What the task requires: Copy out the listing exactly.

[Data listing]
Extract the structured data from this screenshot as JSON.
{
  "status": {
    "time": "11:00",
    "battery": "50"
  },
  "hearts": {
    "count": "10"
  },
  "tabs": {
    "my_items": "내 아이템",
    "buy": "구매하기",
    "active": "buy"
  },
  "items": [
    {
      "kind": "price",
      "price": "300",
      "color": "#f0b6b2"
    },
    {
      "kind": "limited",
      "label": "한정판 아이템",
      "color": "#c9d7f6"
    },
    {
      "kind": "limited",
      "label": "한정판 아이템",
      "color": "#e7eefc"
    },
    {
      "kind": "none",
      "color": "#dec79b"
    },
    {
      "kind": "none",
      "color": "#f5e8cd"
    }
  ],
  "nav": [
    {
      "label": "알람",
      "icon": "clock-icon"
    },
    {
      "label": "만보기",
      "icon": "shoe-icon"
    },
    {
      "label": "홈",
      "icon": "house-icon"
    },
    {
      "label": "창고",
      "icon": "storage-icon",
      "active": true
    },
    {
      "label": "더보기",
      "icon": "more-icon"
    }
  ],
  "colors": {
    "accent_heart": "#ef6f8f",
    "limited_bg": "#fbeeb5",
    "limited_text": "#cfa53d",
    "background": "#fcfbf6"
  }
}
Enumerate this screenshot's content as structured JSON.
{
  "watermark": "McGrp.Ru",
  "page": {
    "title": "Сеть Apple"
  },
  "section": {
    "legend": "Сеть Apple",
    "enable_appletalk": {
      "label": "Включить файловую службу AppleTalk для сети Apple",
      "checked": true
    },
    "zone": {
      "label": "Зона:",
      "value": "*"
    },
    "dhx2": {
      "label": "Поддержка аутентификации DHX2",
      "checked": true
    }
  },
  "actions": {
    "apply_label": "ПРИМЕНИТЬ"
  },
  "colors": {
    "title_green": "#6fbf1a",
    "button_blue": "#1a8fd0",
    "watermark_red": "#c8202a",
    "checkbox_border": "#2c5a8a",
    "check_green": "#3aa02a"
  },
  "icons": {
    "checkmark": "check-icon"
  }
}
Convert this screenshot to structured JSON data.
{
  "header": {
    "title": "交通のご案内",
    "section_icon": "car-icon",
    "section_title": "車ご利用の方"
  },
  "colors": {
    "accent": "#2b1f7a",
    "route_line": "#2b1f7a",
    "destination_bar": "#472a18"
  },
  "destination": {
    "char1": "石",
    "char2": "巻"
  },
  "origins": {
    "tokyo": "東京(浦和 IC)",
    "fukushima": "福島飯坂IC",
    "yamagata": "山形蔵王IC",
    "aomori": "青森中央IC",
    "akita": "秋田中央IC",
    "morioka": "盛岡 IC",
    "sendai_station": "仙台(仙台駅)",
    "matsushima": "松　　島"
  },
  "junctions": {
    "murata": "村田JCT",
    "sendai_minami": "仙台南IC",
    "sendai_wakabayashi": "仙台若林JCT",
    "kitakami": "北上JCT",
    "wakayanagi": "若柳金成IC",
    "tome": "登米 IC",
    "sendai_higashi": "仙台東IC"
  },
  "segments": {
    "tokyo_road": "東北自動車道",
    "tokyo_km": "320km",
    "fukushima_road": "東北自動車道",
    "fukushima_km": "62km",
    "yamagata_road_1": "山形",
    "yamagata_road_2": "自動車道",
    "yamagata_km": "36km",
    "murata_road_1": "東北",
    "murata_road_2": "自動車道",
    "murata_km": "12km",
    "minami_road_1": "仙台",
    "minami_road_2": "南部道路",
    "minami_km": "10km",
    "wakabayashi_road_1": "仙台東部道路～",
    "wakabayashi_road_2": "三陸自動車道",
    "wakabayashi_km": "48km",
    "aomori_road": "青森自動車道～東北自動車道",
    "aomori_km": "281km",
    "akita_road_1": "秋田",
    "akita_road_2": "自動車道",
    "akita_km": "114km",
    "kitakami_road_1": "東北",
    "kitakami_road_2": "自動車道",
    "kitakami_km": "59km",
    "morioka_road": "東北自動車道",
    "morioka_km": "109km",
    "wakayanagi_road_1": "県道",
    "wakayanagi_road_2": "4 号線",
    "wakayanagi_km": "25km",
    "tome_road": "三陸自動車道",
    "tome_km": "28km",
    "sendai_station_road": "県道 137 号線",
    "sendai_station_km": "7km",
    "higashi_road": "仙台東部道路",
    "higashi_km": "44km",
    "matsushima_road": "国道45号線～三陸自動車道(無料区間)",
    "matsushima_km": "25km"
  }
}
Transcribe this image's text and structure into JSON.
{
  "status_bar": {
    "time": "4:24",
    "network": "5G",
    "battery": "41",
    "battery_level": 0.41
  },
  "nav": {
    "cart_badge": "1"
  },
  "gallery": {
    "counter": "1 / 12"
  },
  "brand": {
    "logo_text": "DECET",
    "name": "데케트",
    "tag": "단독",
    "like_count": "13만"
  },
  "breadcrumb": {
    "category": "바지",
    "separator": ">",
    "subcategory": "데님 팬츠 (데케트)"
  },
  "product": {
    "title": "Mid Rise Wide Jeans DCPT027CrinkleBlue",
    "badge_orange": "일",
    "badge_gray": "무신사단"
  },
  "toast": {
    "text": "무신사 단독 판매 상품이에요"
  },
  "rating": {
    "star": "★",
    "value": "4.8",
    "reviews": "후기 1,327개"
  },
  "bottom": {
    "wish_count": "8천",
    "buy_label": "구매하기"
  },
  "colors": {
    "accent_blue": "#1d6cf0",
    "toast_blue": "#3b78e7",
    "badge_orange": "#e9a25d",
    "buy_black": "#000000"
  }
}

Output of the exercise:
Extract the structured data from this screenshot as JSON.
{
  "status": {
    "time": "11:00",
    "battery": "50"
  },
  "hearts": {
    "count": "10"
  },
  "tabs": {
    "my_items": "내 아이템",
    "buy": "구매하기",
    "active": "buy"
  },
  "items": [
    {
      "kind": "price",
      "price": "300",
      "color": "#f0b6b2"
    },
    {
      "kind": "limited",
      "label": "한정판 아이템",
      "color": "#c9d7f6"
    },
    {
      "kind": "limited",
      "label": "한정판 아이템",
      "color": "#e7eefc"
    },
    {
      "kind": "none",
      "color": "#dec79b"
    },
    {
      "kind": "none",
      "color": "#f5e8cd"
    }
  ],
  "nav": [
    {
      "label": "알람",
      "icon": "clock-icon"
    },
    {
      "label": "만보기",
      "icon": "shoe-icon"
    },
    {
      "label": "홈",
      "icon": "house-icon"
    },
    {
      "label": "창고",
      "icon": "storage-icon",
      "active": true
    },
    {
      "label": "더보기",
      "icon": "more-icon"
    }
  ],
  "colors": {
    "accent_heart": "#ef6f8f",
    "limited_bg": "#fbeeb5",
    "limited_text": "#cfa53d",
    "background": "#fcfbf6"
  }
}
Enumerate this screenshot's content as structured JSON.
{
  "watermark": "McGrp.Ru",
  "page": {
    "title": "Сеть Apple"
  },
  "section": {
    "legend": "Сеть Apple",
    "enable_appletalk": {
      "label": "Включить файловую службу AppleTalk для сети Apple",
      "checked": true
    },
    "zone": {
      "label": "Зона:",
      "value": "*"
    },
    "dhx2": {
      "label": "Поддержка аутентификации DHX2",
      "checked": true
    }
  },
  "actions": {
    "apply_label": "ПРИМЕНИТЬ"
  },
  "colors": {
    "title_green": "#6fbf1a",
    "button_blue": "#1a8fd0",
    "watermark_red": "#c8202a",
    "checkbox_border": "#2c5a8a",
    "check_green": "#3aa02a"
  },
  "icons": {
    "checkmark": "check-icon"
  }
}
Convert this screenshot to structured JSON data.
{
  "header": {
    "title": "交通のご案内",
    "section_icon": "car-icon",
    "section_title": "車ご利用の方"
  },
  "colors": {
    "accent": "#2b1f7a",
    "route_line": "#2b1f7a",
    "destination_bar": "#472a18"
  },
  "destination": {
    "char1": "石",
    "char2": "巻"
  },
  "origins": {
    "tokyo": "東京(浦和 IC)",
    "fukushima": "福島飯坂IC",
    "yamagata": "山形蔵王IC",
    "aomori": "青森中央IC",
    "akita": "秋田中央IC",
    "morioka": "盛岡 IC",
    "sendai_station": "仙台(仙台駅)",
    "matsushima": "松　　島"
  },
  "junctions": {
    "murata": "村田JCT",
    "sendai_minami": "仙台南IC",
    "sendai_wakabayashi": "仙台若林JCT",
    "kitakami": "北上JCT",
    "wakayanagi": "若柳金成IC",
    "tome": "登米 IC",
    "sendai_higashi": "仙台東IC"
  },
  "segments": {
    "tokyo_road": "東北自動車道",
    "tokyo_km": "320km",
    "fukushima_road": "東北自動車道",
    "fukushima_km": "62km",
    "yamagata_road_1": "山形",
    "yamagata_road_2": "自動車道",
    "yamagata_km": "36km",
    "murata_road_1": "東北",
    "murata_road_2": "自動車道",
    "murata_km": "12km",
    "minami_road_1": "仙台",
    "minami_road_2": "南部道路",
    "minami_km": "10km",
    "wakabayashi_road_1": "仙台東部道路～",
    "wakabayashi_road_2": "三陸自動車道",
    "wakabayashi_km": "48km",
    "aomori_road": "青森自動車道～東北自動車道",
    "aomori_km": "281km",
    "akita_road_1": "秋田",
    "akita_road_2": "自動車道",
    "akita_km": "114km",
    "kitakami_road_1": "東北",
    "kitakami_road_2": "自動車道",
    "kitakami_km": "59km",
    "morioka_road": "東北自動車道",
    "morioka_km": "109km",
    "wakayanagi_road_1": "県道",
    "wakayanagi_road_2": "4 号線",
    "wakayanagi_km": "25km",
    "tome_road": "三陸自動車道",
    "tome_km": "28km",
    "sendai_station_road": "県道 137 号線",
    "sendai_station_km": "7km",
    "higashi_road": "仙台東部道路",
    "higashi_km": "44km",
    "matsushima_road": "国道45号線～三陸自動車道(無料区間)",
    "matsushima_km": "25km"
  }
}
Transcribe this image's text and structure into JSON.
{
  "status_bar": {
    "time": "4:24",
    "network": "5G",
    "battery": "41",
    "battery_level": 0.41
  },
  "nav": {
    "cart_badge": "1"
  },
  "gallery": {
    "counter": "1 / 12"
  },
  "brand": {
    "logo_text": "DECET",
    "name": "데케트",
    "tag": "단독",
    "like_count": "13만"
  },
  "breadcrumb": {
    "category": "바지",
    "separator": ">",
    "subcategory": "데님 팬츠 (데케트)"
  },
  "product": {
    "title": "Mid Rise Wide Jeans DCPT027CrinkleBlue",
    "badge_orange": "일",
    "badge_gray": "무신사단"
  },
  "toast": {
    "text": "무신사 단독 판매 상품이에요"
  },
  "rating": {
    "star": "★",
    "value": "4.8",
    "reviews": "후기 1,327개"
  },
  "bottom": {
    "wish_count": "8천",
    "buy_label": "구매하기"
  },
  "colors": {
    "accent_blue": "#1d6cf0",
    "toast_blue": "#3b78e7",
    "badge_orange": "#e9a25d",
    "buy_black": "#000000"
  }
}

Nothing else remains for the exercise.